▶ **TASK DIRECTIONS**
Reproduce the data below in full and exclude every picture.

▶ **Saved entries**
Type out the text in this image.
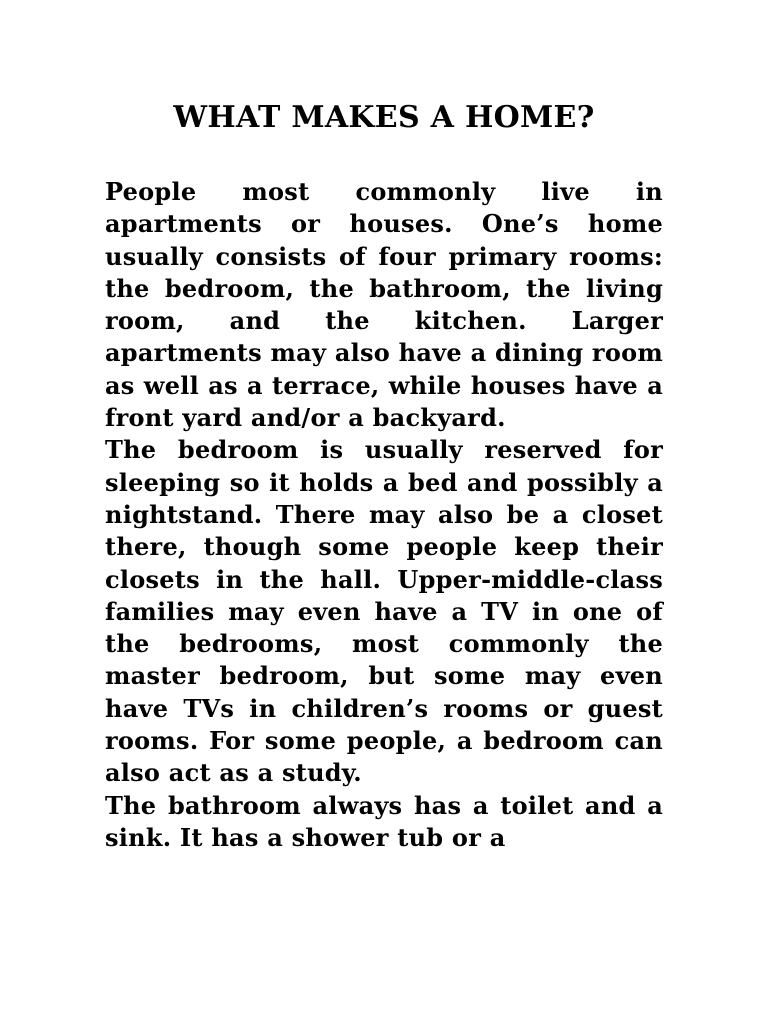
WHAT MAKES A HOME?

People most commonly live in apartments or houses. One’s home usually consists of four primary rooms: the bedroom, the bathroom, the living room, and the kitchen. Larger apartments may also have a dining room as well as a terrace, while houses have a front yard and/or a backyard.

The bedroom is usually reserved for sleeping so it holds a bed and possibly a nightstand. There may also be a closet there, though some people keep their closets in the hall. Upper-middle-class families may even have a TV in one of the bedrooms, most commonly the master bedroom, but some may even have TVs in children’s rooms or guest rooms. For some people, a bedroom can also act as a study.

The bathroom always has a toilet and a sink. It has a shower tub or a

▶ **FINISHED ANSWER**
Type out the text in this image.
WHAT MAKES A HOME?

People most commonly live in apartments or houses. One’s home usually consists of four primary rooms: the bedroom, the bathroom, the living room, and the kitchen. Larger apartments may also have a dining room as well as a terrace, while houses have a front yard and/or a backyard.

The bedroom is usually reserved for sleeping so it holds a bed and possibly a nightstand. There may also be a closet there, though some people keep their closets in the hall. Upper-middle-class families may even have a TV in one of the bedrooms, most commonly the master bedroom, but some may even have TVs in children’s rooms or guest rooms. For some people, a bedroom can also act as a study.

The bathroom always has a toilet and a sink. It has a shower tub or a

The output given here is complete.